What is needed. Find the word "DATE" in the data. Return every line where it appears.

Information given.

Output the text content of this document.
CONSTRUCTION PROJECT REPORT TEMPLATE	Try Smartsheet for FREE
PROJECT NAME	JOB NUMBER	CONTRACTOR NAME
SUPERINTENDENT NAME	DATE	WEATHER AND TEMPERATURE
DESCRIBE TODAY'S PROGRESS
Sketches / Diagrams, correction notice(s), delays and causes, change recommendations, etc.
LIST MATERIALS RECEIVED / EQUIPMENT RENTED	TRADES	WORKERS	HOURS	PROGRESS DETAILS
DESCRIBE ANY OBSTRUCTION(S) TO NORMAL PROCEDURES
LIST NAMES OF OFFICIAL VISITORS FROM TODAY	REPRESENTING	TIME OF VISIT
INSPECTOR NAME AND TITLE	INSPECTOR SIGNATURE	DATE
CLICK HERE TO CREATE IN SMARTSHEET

Task output.
SUPERINTENDENT NAME	DATE	WEATHER AND TEMPERATURE
INSPECTOR NAME AND TITLE	INSPECTOR SIGNATURE	DATE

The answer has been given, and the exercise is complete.